-- START Data shown --

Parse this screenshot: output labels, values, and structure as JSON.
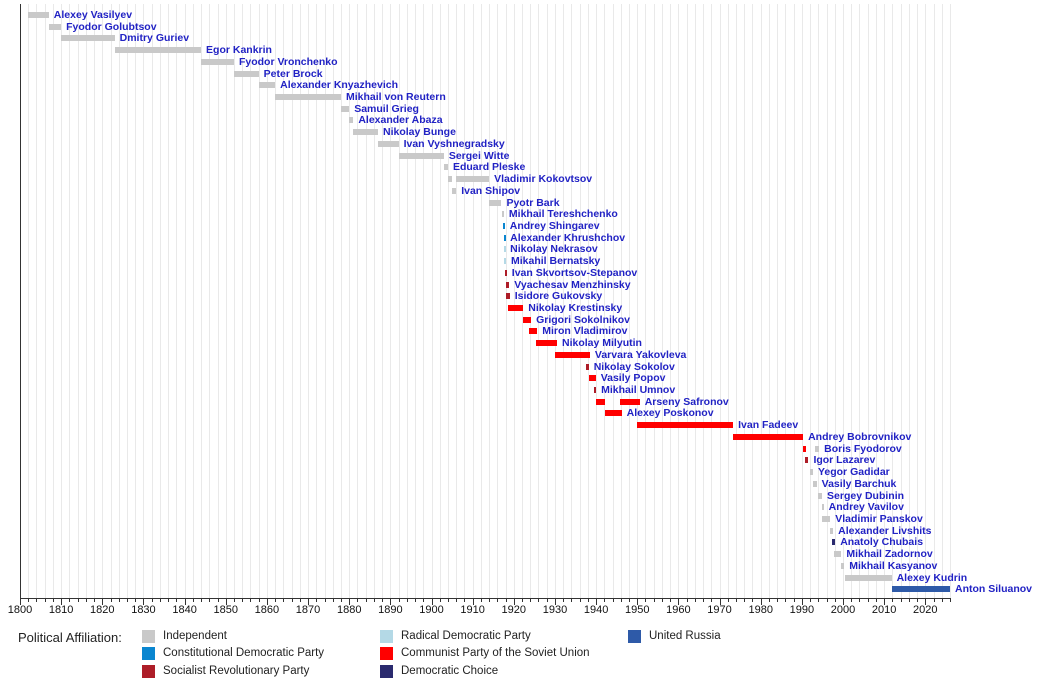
{
  "chart_data": {
    "type": "timeline",
    "description": "Gantt-style timeline of Russian ministers of finance with tenure bars colored by political affiliation",
    "x_axis": {
      "min": 1800,
      "max": 2026,
      "major_tick_step": 10,
      "minor_tick_step": 2,
      "tick_labels": [
        "1800",
        "1810",
        "1820",
        "1830",
        "1840",
        "1850",
        "1860",
        "1870",
        "1880",
        "1890",
        "1900",
        "1910",
        "1920",
        "1930",
        "1940",
        "1950",
        "1960",
        "1970",
        "1980",
        "1990",
        "2000",
        "2010",
        "2020"
      ],
      "grid": true
    },
    "palette": {
      "independent": "#c9c9c9",
      "constitutional_democratic": "#0a86d0",
      "socialist_revolutionary": "#ad1d28",
      "radical_democratic": "#b4d9e6",
      "communist": "#ff0000",
      "democratic_choice": "#2a2a6e",
      "united_russia": "#2e5aa8"
    },
    "ministers": [
      {
        "name": "Alexey Vasilyev",
        "party": "independent",
        "segments": [
          [
            1802,
            1807
          ]
        ]
      },
      {
        "name": "Fyodor Golubtsov",
        "party": "independent",
        "segments": [
          [
            1807,
            1810
          ]
        ]
      },
      {
        "name": "Dmitry Guriev",
        "party": "independent",
        "segments": [
          [
            1810,
            1823
          ]
        ]
      },
      {
        "name": "Egor Kankrin",
        "party": "independent",
        "segments": [
          [
            1823,
            1844
          ]
        ]
      },
      {
        "name": "Fyodor Vronchenko",
        "party": "independent",
        "segments": [
          [
            1844,
            1852
          ]
        ]
      },
      {
        "name": "Peter Brock",
        "party": "independent",
        "segments": [
          [
            1852,
            1858
          ]
        ]
      },
      {
        "name": "Alexander Knyazhevich",
        "party": "independent",
        "segments": [
          [
            1858,
            1862
          ]
        ]
      },
      {
        "name": "Mikhail von Reutern",
        "party": "independent",
        "segments": [
          [
            1862,
            1878
          ]
        ]
      },
      {
        "name": "Samuil Grieg",
        "party": "independent",
        "segments": [
          [
            1878,
            1880
          ]
        ]
      },
      {
        "name": "Alexander Abaza",
        "party": "independent",
        "segments": [
          [
            1880,
            1881
          ]
        ]
      },
      {
        "name": "Nikolay Bunge",
        "party": "independent",
        "segments": [
          [
            1881,
            1887
          ]
        ]
      },
      {
        "name": "Ivan Vyshnegradsky",
        "party": "independent",
        "segments": [
          [
            1887,
            1892
          ]
        ]
      },
      {
        "name": "Sergei Witte",
        "party": "independent",
        "segments": [
          [
            1892,
            1903
          ]
        ]
      },
      {
        "name": "Eduard Pleske",
        "party": "independent",
        "segments": [
          [
            1903,
            1904
          ]
        ]
      },
      {
        "name": "Vladimir Kokovtsov",
        "party": "independent",
        "segments": [
          [
            1904,
            1905
          ],
          [
            1906,
            1914
          ]
        ]
      },
      {
        "name": "Ivan Shipov",
        "party": "independent",
        "segments": [
          [
            1905,
            1906
          ]
        ]
      },
      {
        "name": "Pyotr Bark",
        "party": "independent",
        "segments": [
          [
            1914,
            1917
          ]
        ]
      },
      {
        "name": "Mikhail Tereshchenko",
        "party": "independent",
        "segments": [
          [
            1917.2,
            1917.6
          ]
        ]
      },
      {
        "name": "Andrey Shingarev",
        "party": "constitutional_democratic",
        "segments": [
          [
            1917.3,
            1917.8
          ]
        ]
      },
      {
        "name": "Alexander Khrushchov",
        "party": "constitutional_democratic",
        "segments": [
          [
            1917.5,
            1917.9
          ]
        ]
      },
      {
        "name": "Nikolay Nekrasov",
        "party": "radical_democratic",
        "segments": [
          [
            1917.5,
            1917.9
          ]
        ]
      },
      {
        "name": "Mikahil Bernatsky",
        "party": "radical_democratic",
        "segments": [
          [
            1917.7,
            1918.1
          ]
        ]
      },
      {
        "name": "Ivan Skvortsov-Stepanov",
        "party": "socialist_revolutionary",
        "segments": [
          [
            1917.9,
            1918.3
          ]
        ]
      },
      {
        "name": "Vyachesav Menzhinsky",
        "party": "socialist_revolutionary",
        "segments": [
          [
            1918,
            1918.9
          ]
        ]
      },
      {
        "name": "Isidore Gukovsky",
        "party": "socialist_revolutionary",
        "segments": [
          [
            1918.2,
            1919
          ]
        ]
      },
      {
        "name": "Nikolay Krestinsky",
        "party": "communist",
        "segments": [
          [
            1918.7,
            1922.3
          ]
        ]
      },
      {
        "name": "Grigori Sokolnikov",
        "party": "communist",
        "segments": [
          [
            1922.3,
            1924.2
          ]
        ]
      },
      {
        "name": "Miron Vladimirov",
        "party": "communist",
        "segments": [
          [
            1923.8,
            1925.7
          ]
        ]
      },
      {
        "name": "Nikolay Milyutin",
        "party": "communist",
        "segments": [
          [
            1925.3,
            1930.5
          ]
        ]
      },
      {
        "name": "Varvara Yakovleva",
        "party": "communist",
        "segments": [
          [
            1930,
            1938.5
          ]
        ]
      },
      {
        "name": "Nikolay Sokolov",
        "party": "socialist_revolutionary",
        "segments": [
          [
            1937.5,
            1938.2
          ]
        ]
      },
      {
        "name": "Vasily Popov",
        "party": "communist",
        "segments": [
          [
            1938.2,
            1939.9
          ]
        ]
      },
      {
        "name": "Mikhail Umnov",
        "party": "socialist_revolutionary",
        "segments": [
          [
            1939.5,
            1940
          ]
        ]
      },
      {
        "name": "Arseny Safronov",
        "party": "communist",
        "segments": [
          [
            1939.9,
            1942.2
          ],
          [
            1945.8,
            1950.6
          ]
        ]
      },
      {
        "name": "Alexey Poskonov",
        "party": "communist",
        "segments": [
          [
            1942.2,
            1946.2
          ]
        ]
      },
      {
        "name": "Ivan Fadeev",
        "party": "communist",
        "segments": [
          [
            1950,
            1973.3
          ]
        ]
      },
      {
        "name": "Andrey Bobrovnikov",
        "party": "communist",
        "segments": [
          [
            1973.3,
            1990.3
          ]
        ]
      },
      {
        "name": "Boris Fyodorov",
        "party": "communist",
        "segments": [
          [
            1990.3,
            1990.9
          ],
          [
            1993.3,
            1994.2
          ]
        ],
        "segment_parties": [
          "communist",
          "independent"
        ]
      },
      {
        "name": "Igor Lazarev",
        "party": "socialist_revolutionary",
        "segments": [
          [
            1990.8,
            1991.6
          ]
        ]
      },
      {
        "name": "Yegor Gadidar",
        "party": "independent",
        "segments": [
          [
            1991.9,
            1992.7
          ]
        ]
      },
      {
        "name": "Vasily Barchuk",
        "party": "independent",
        "segments": [
          [
            1992.7,
            1993.6
          ]
        ]
      },
      {
        "name": "Sergey Dubinin",
        "party": "independent",
        "segments": [
          [
            1993.9,
            1994.9
          ]
        ]
      },
      {
        "name": "Andrey Vavilov",
        "party": "independent",
        "segments": [
          [
            1994.9,
            1995.3
          ]
        ]
      },
      {
        "name": "Vladimir Panskov",
        "party": "independent",
        "segments": [
          [
            1995,
            1996.9
          ]
        ]
      },
      {
        "name": "Alexander Livshits",
        "party": "independent",
        "segments": [
          [
            1996.9,
            1997.6
          ]
        ]
      },
      {
        "name": "Anatoly Chubais",
        "party": "democratic_choice",
        "segments": [
          [
            1997.3,
            1998.1
          ]
        ]
      },
      {
        "name": "Mikhail Zadornov",
        "party": "independent",
        "segments": [
          [
            1997.8,
            1999.6
          ]
        ]
      },
      {
        "name": "Mikhail Kasyanov",
        "party": "independent",
        "segments": [
          [
            1999.4,
            2000.3
          ]
        ]
      },
      {
        "name": "Alexey Kudrin",
        "party": "independent",
        "segments": [
          [
            2000.6,
            2011.8
          ]
        ]
      },
      {
        "name": "Anton Siluanov",
        "party": "united_russia",
        "segments": [
          [
            2011.8,
            2026
          ]
        ]
      }
    ],
    "legend": {
      "title": "Political Affiliation:",
      "position": "bottom",
      "items": [
        {
          "label": "Independent",
          "color_key": "independent"
        },
        {
          "label": "Constitutional Democratic Party",
          "color_key": "constitutional_democratic"
        },
        {
          "label": "Socialist Revolutionary Party",
          "color_key": "socialist_revolutionary"
        },
        {
          "label": "Radical Democratic Party",
          "color_key": "radical_democratic"
        },
        {
          "label": "Communist Party of the Soviet Union",
          "color_key": "communist"
        },
        {
          "label": "Democratic Choice",
          "color_key": "democratic_choice"
        },
        {
          "label": "United Russia",
          "color_key": "united_russia"
        }
      ]
    }
  }
}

-- END Data shown --

Say how many lines of the data include the word "ministers". Respond with the number alone.

Result of the exercise
2